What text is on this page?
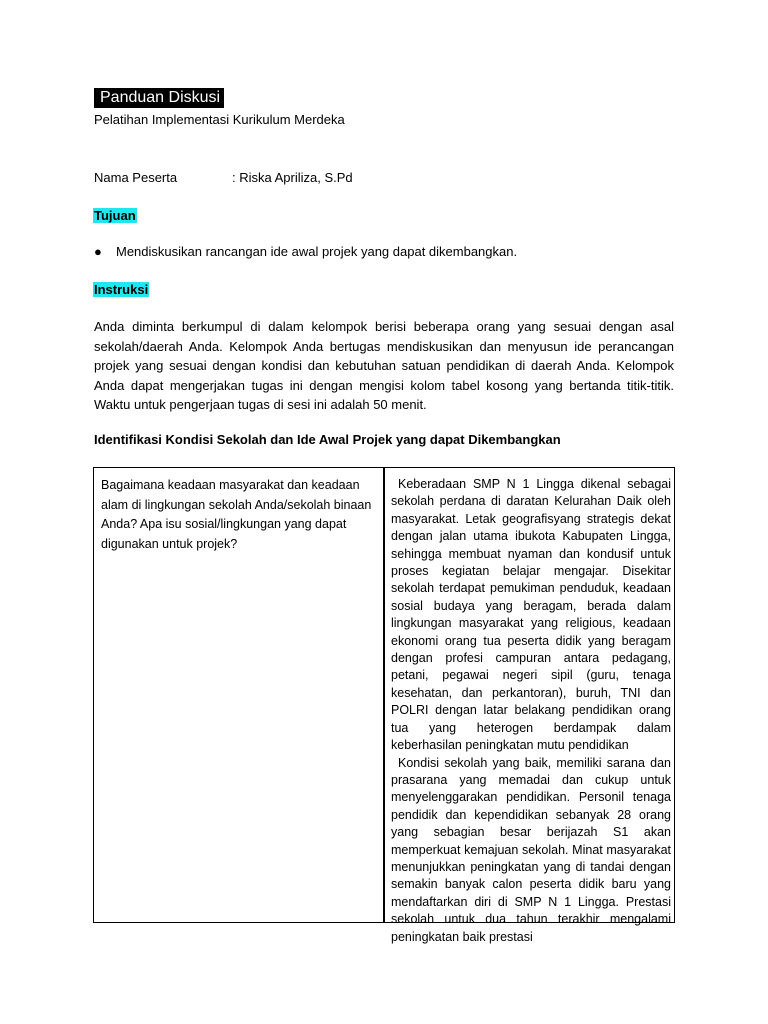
Panduan Diskusi
Pelatihan Implementasi Kurikulum Merdeka
Nama Peserta	: Riska Apriliza, S.Pd
Tujuan
● Mendiskusikan rancangan ide awal projek yang dapat dikembangkan.
Instruksi
Anda diminta berkumpul di dalam kelompok berisi beberapa orang yang sesuai dengan asal sekolah/daerah Anda. Kelompok Anda bertugas mendiskusikan dan menyusun ide perancangan projek yang sesuai dengan kondisi dan kebutuhan satuan pendidikan di daerah Anda. Kelompok Anda dapat mengerjakan tugas ini dengan mengisi kolom tabel kosong yang bertanda titik-titik. Waktu untuk pengerjaan tugas di sesi ini adalah 50 menit.
Identifikasi Kondisi Sekolah dan Ide Awal Projek yang dapat Dikembangkan
Bagaimana keadaan masyarakat dan keadaan alam di lingkungan sekolah Anda/sekolah binaan Anda? Apa isu sosial/lingkungan yang dapat digunakan untuk projek?

Keberadaan SMP N 1 Lingga dikenal sebagai sekolah perdana di daratan Kelurahan Daik oleh masyarakat. Letak geografisyang strategis dekat dengan jalan utama ibukota Kabupaten Lingga, sehingga membuat nyaman dan kondusif untuk proses kegiatan belajar mengajar. Disekitar sekolah terdapat pemukiman penduduk, keadaan sosial budaya yang beragam, berada dalam lingkungan masyarakat yang religious, keadaan ekonomi orang tua peserta didik yang beragam dengan profesi campuran antara pedagang, petani, pegawai negeri sipil (guru, tenaga kesehatan, dan perkantoran), buruh, TNI dan POLRI dengan latar belakang pendidikan orang tua yang heterogen berdampak dalam keberhasilan peningkatan mutu pendidikan

Kondisi sekolah yang baik, memiliki sarana dan prasarana yang memadai dan cukup untuk menyelenggarakan pendidikan. Personil tenaga pendidik dan kependidikan sebanyak 28 orang yang sebagian besar berijazah S1 akan memperkuat kemajuan sekolah. Minat masyarakat menunjukkan peningkatan yang di tandai dengan semakin banyak calon peserta didik baru yang mendaftarkan diri di SMP N 1 Lingga. Prestasi sekolah untuk dua tahun terakhir mengalami peningkatan baik prestasi
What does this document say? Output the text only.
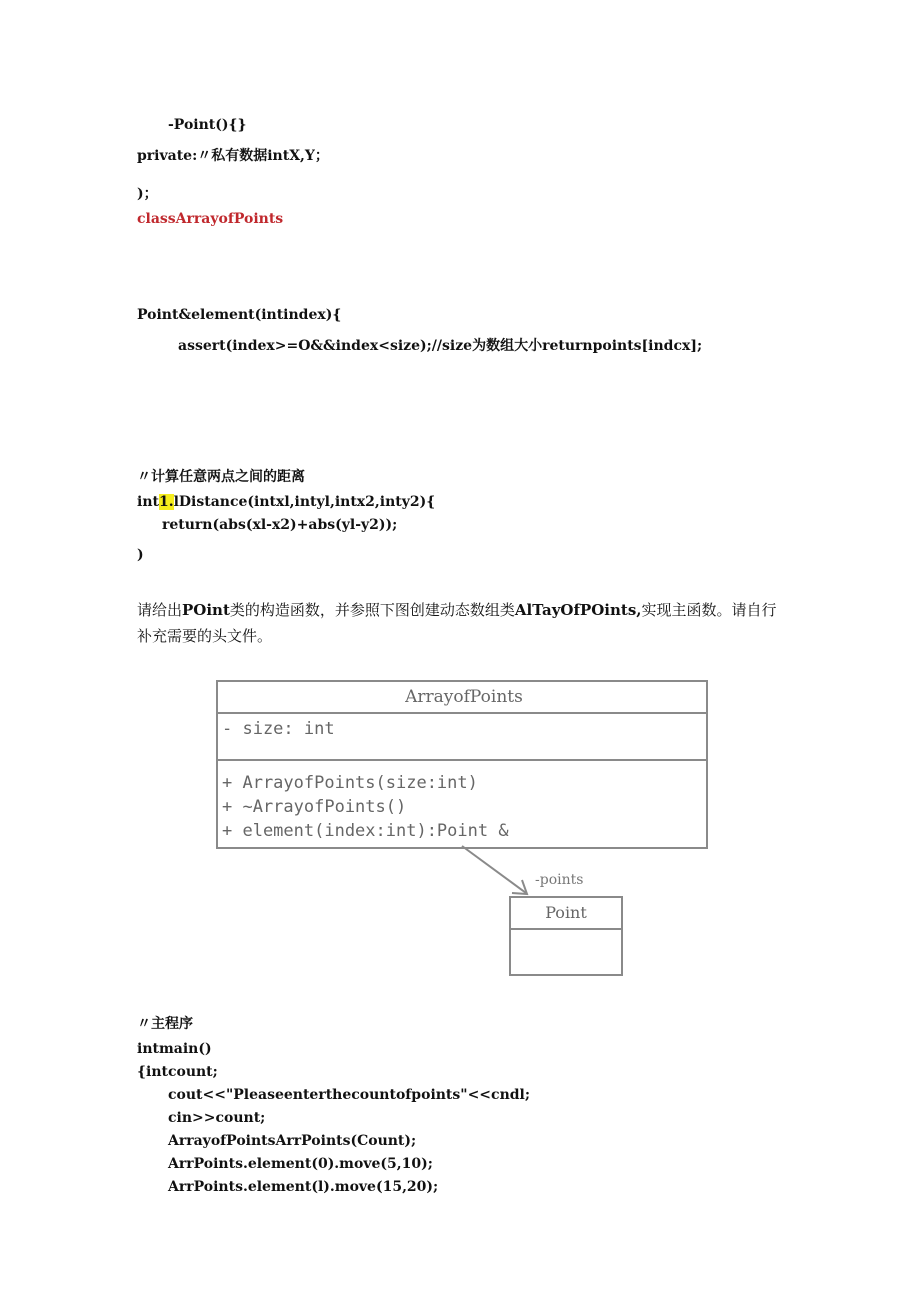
-Point(){}
private:〃私有数据intX,Y；
)；
classArrayofPoints
Point&element(intindex){
assert(index>=O&&index<size);//size为数组大小returnpoints[indcx];
〃计算任意两点之间的距离
int1.lDistance(intxl,intyl,intx2,inty2){
return(abs(xl-x2)+abs(yl-y2));
)
请给出POint类的构造函数，并参照下图创建动态数组类AlTayOfPOints,实现主函数。请自行补充需要的头文件。
ArrayofPoints
- size: int
+ ArrayofPoints(size:int)
+ ~ArrayofPoints()
+ element(index:int):Point &
-points
Point
〃主程序
intmain()
{intcount;
cout<<"Pleaseenterthecountofpoints"<<cndl;
cin>>count;
ArrayofPointsArrPoints(Count);
ArrPoints.element(0).move(5,10);
ArrPoints.element(l).move(15,20);
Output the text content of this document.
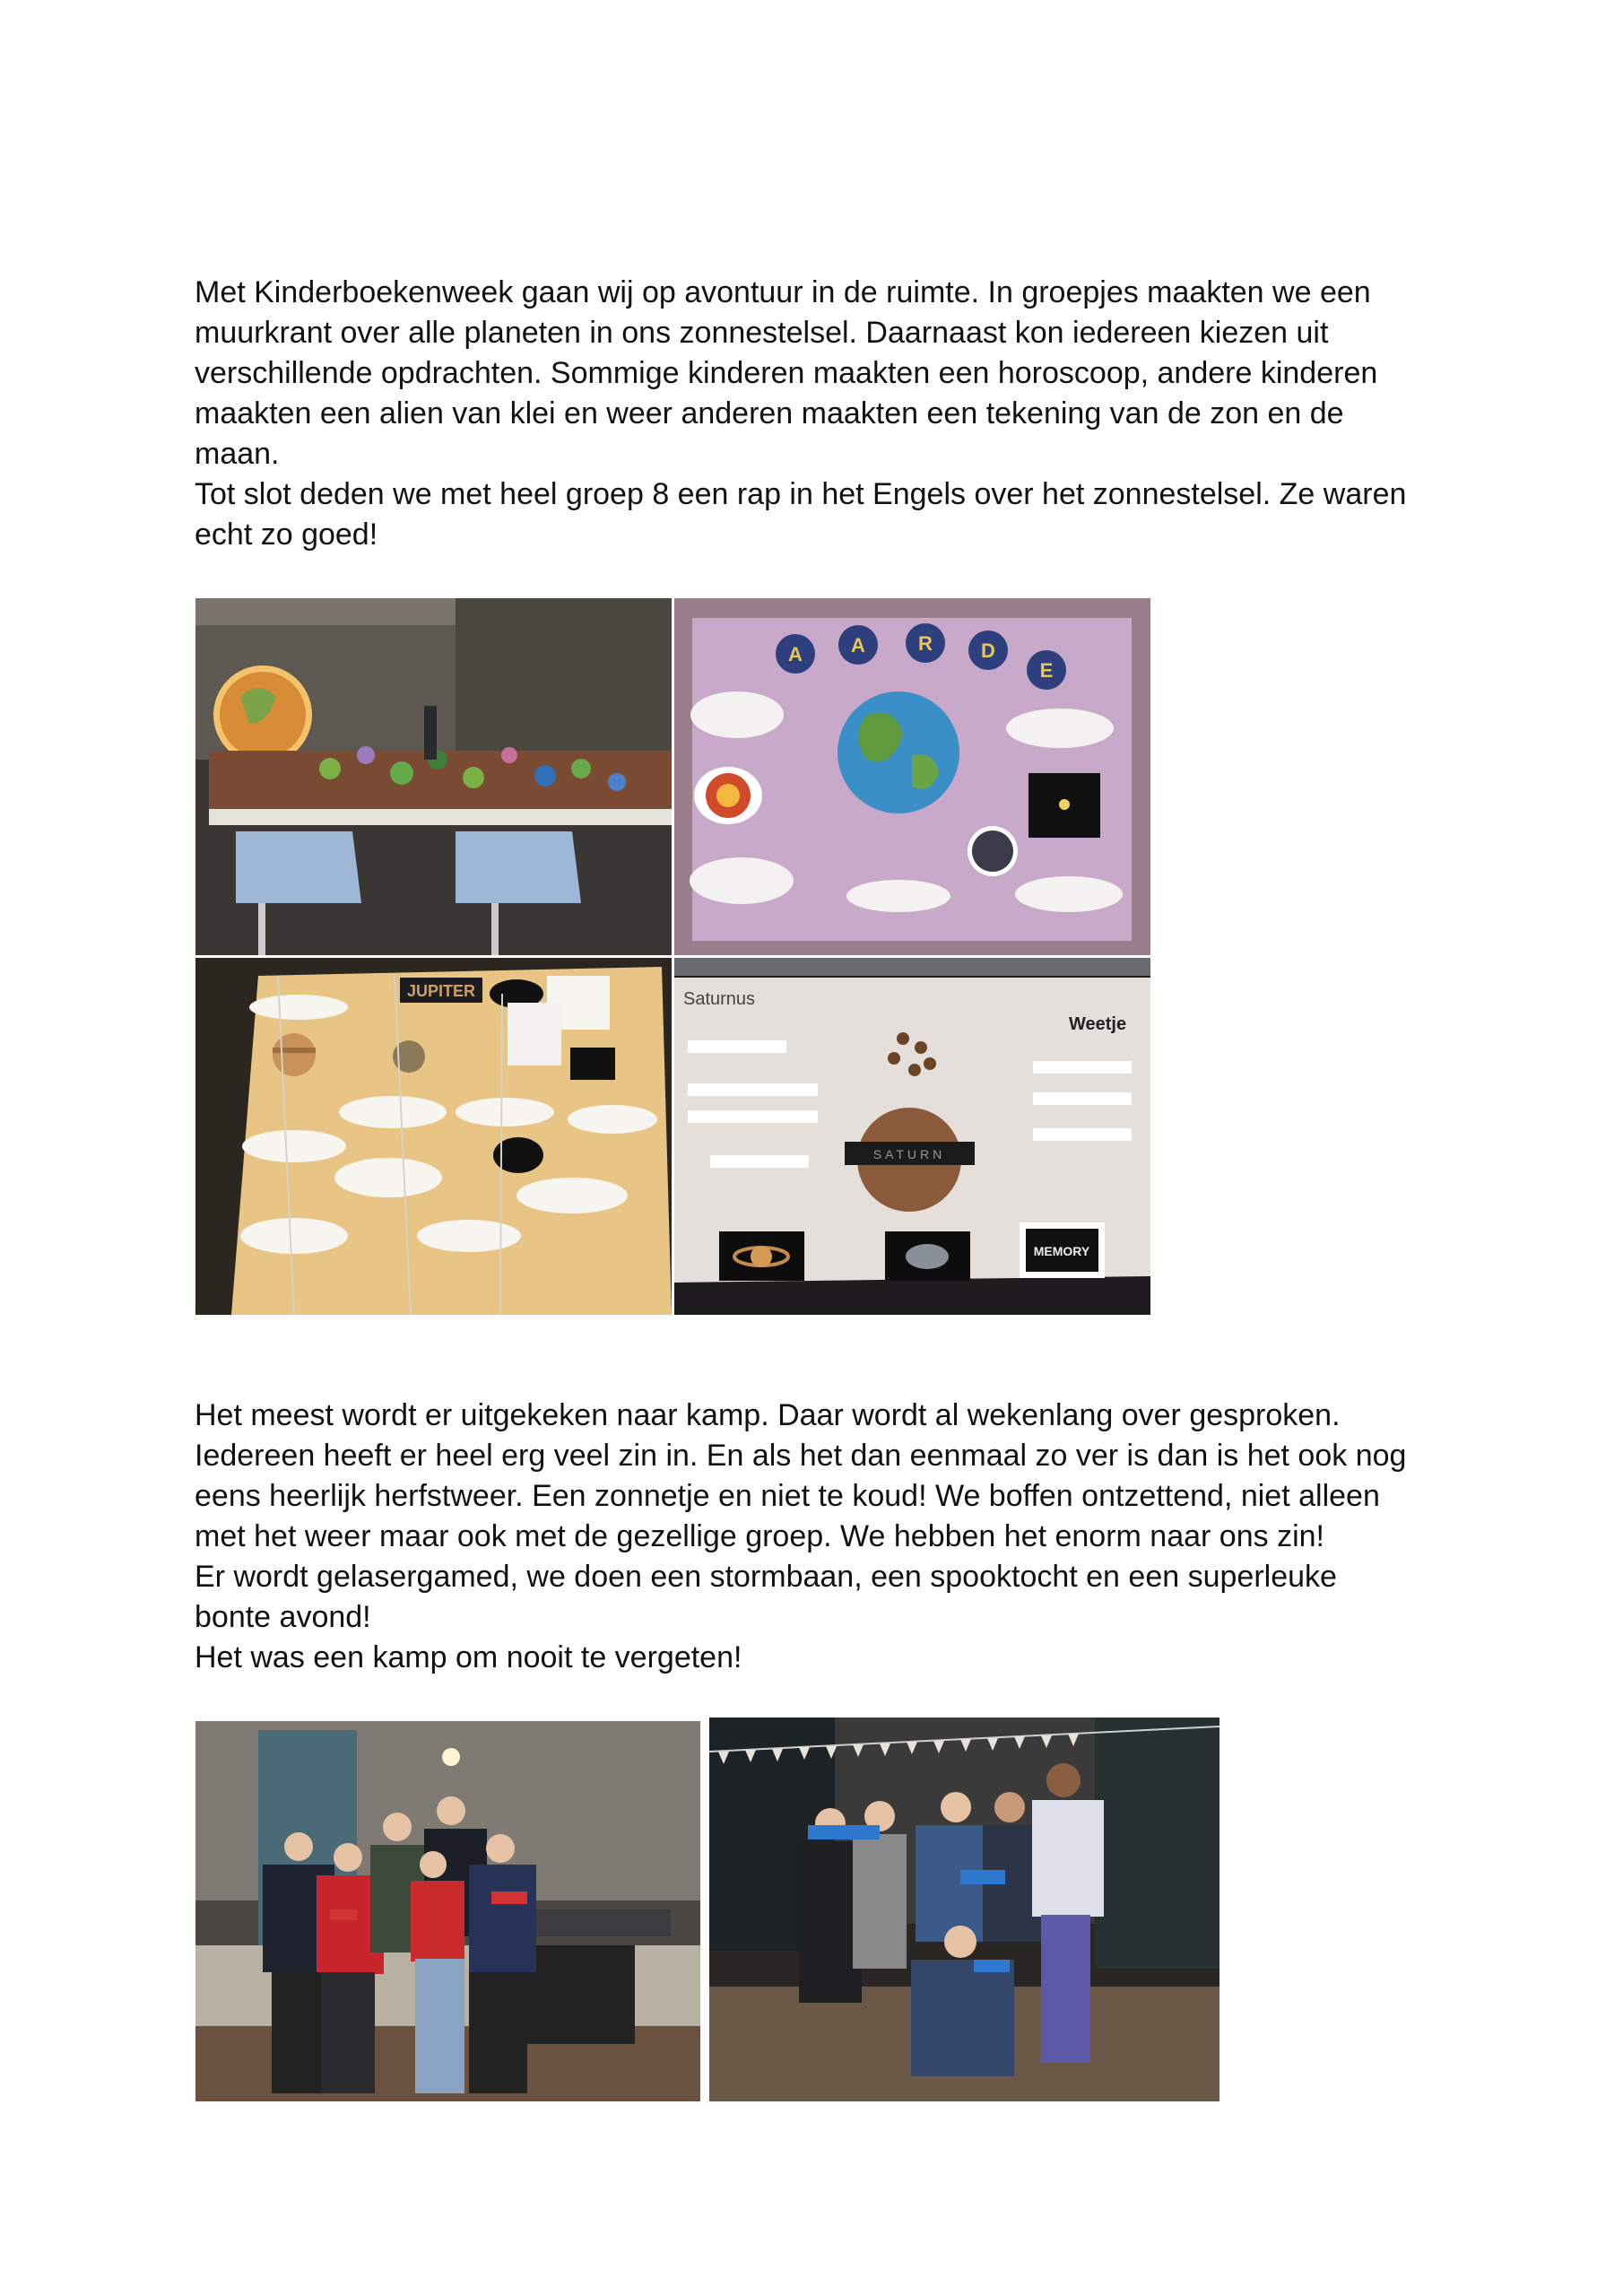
Met Kinderboekenweek gaan wij op avontuur in de ruimte. In groepjes maakten we een

muurkrant over alle planeten in ons zonnestelsel. Daarnaast kon iedereen kiezen uit

verschillende opdrachten. Sommige kinderen maakten een horoscoop, andere kinderen

maakten een alien van klei en weer anderen maakten een tekening van de zon en de

maan.

Tot slot deden we met heel groep 8 een rap in het Engels over het zonnestelsel. Ze waren

echt zo goed!

A A	R D
E
JUPITER	Saturnus
Weetje
SATURN
MEMORY

Het meest wordt er uitgekeken naar kamp. Daar wordt al wekenlang over gesproken.

Iedereen heeft er heel erg veel zin in. En als het dan eenmaal zo ver is dan is het ook nog

eens heerlijk herfstweer. Een zonnetje en niet te koud! We boffen ontzettend, niet alleen

met het weer maar ook met de gezellige groep. We hebben het enorm naar ons zin!

Er wordt gelasergamed, we doen een stormbaan, een spooktocht en een superleuke

bonte avond!

Het was een kamp om nooit te vergeten!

**Work to complete:** Retype every record above exactly as written, but leave out the pictures.

**Written answer:**
What text is on this page?
Panduan Diskusi
Pelatihan Implementasi Kurikulum Merdeka
Nama Peserta	: Riska Apriliza, S.Pd
Tujuan
● Mendiskusikan rancangan ide awal projek yang dapat dikembangkan.
Instruksi
Anda diminta berkumpul di dalam kelompok berisi beberapa orang yang sesuai dengan asal sekolah/daerah Anda. Kelompok Anda bertugas mendiskusikan dan menyusun ide perancangan projek yang sesuai dengan kondisi dan kebutuhan satuan pendidikan di daerah Anda. Kelompok Anda dapat mengerjakan tugas ini dengan mengisi kolom tabel kosong yang bertanda titik-titik. Waktu untuk pengerjaan tugas di sesi ini adalah 50 menit.
Identifikasi Kondisi Sekolah dan Ide Awal Projek yang dapat Dikembangkan
Bagaimana keadaan masyarakat dan keadaan alam di lingkungan sekolah Anda/sekolah binaan Anda? Apa isu sosial/lingkungan yang dapat digunakan untuk projek?

Keberadaan SMP N 1 Lingga dikenal sebagai sekolah perdana di daratan Kelurahan Daik oleh masyarakat. Letak geografisyang strategis dekat dengan jalan utama ibukota Kabupaten Lingga, sehingga membuat nyaman dan kondusif untuk proses kegiatan belajar mengajar. Disekitar sekolah terdapat pemukiman penduduk, keadaan sosial budaya yang beragam, berada dalam lingkungan masyarakat yang religious, keadaan ekonomi orang tua peserta didik yang beragam dengan profesi campuran antara pedagang, petani, pegawai negeri sipil (guru, tenaga kesehatan, dan perkantoran), buruh, TNI dan POLRI dengan latar belakang pendidikan orang tua yang heterogen berdampak dalam keberhasilan peningkatan mutu pendidikan

Kondisi sekolah yang baik, memiliki sarana dan prasarana yang memadai dan cukup untuk menyelenggarakan pendidikan. Personil tenaga pendidik dan kependidikan sebanyak 28 orang yang sebagian besar berijazah S1 akan memperkuat kemajuan sekolah. Minat masyarakat menunjukkan peningkatan yang di tandai dengan semakin banyak calon peserta didik baru yang mendaftarkan diri di SMP N 1 Lingga. Prestasi sekolah untuk dua tahun terakhir mengalami peningkatan baik prestasi
What does this document say? Output the text only.
-Point(){}
private:〃私有数据intX,Y；
)；
classArrayofPoints
Point&element(intindex){
assert(index>=O&&index<size);//size为数组大小returnpoints[indcx];
〃计算任意两点之间的距离
int1.lDistance(intxl,intyl,intx2,inty2){
return(abs(xl-x2)+abs(yl-y2));
)
请给出POint类的构造函数，并参照下图创建动态数组类AlTayOfPOints,实现主函数。请自行补充需要的头文件。
ArrayofPoints
- size: int
+ ArrayofPoints(size:int)
+ ~ArrayofPoints()
+ element(index:int):Point &
-points
Point
〃主程序
intmain()
{intcount;
cout<<"Pleaseenterthecountofpoints"<<cndl;
cin>>count;
ArrayofPointsArrPoints(Count);
ArrPoints.element(0).move(5,10);
ArrPoints.element(l).move(15,20);
Output the text content of this document.
Met Kinderboekenweek gaan wij op avontuur in de ruimte. In groepjes maakten we een

muurkrant over alle planeten in ons zonnestelsel. Daarnaast kon iedereen kiezen uit

verschillende opdrachten. Sommige kinderen maakten een horoscoop, andere kinderen

maakten een alien van klei en weer anderen maakten een tekening van de zon en de

maan.

Tot slot deden we met heel groep 8 een rap in het Engels over het zonnestelsel. Ze waren

echt zo goed!

A A	R D
E
JUPITER	Saturnus
Weetje
SATURN
MEMORY

Het meest wordt er uitgekeken naar kamp. Daar wordt al wekenlang over gesproken.

Iedereen heeft er heel erg veel zin in. En als het dan eenmaal zo ver is dan is het ook nog

eens heerlijk herfstweer. Een zonnetje en niet te koud! We boffen ontzettend, niet alleen

met het weer maar ook met de gezellige groep. We hebben het enorm naar ons zin!

Er wordt gelasergamed, we doen een stormbaan, een spooktocht en een superleuke

bonte avond!

Het was een kamp om nooit te vergeten!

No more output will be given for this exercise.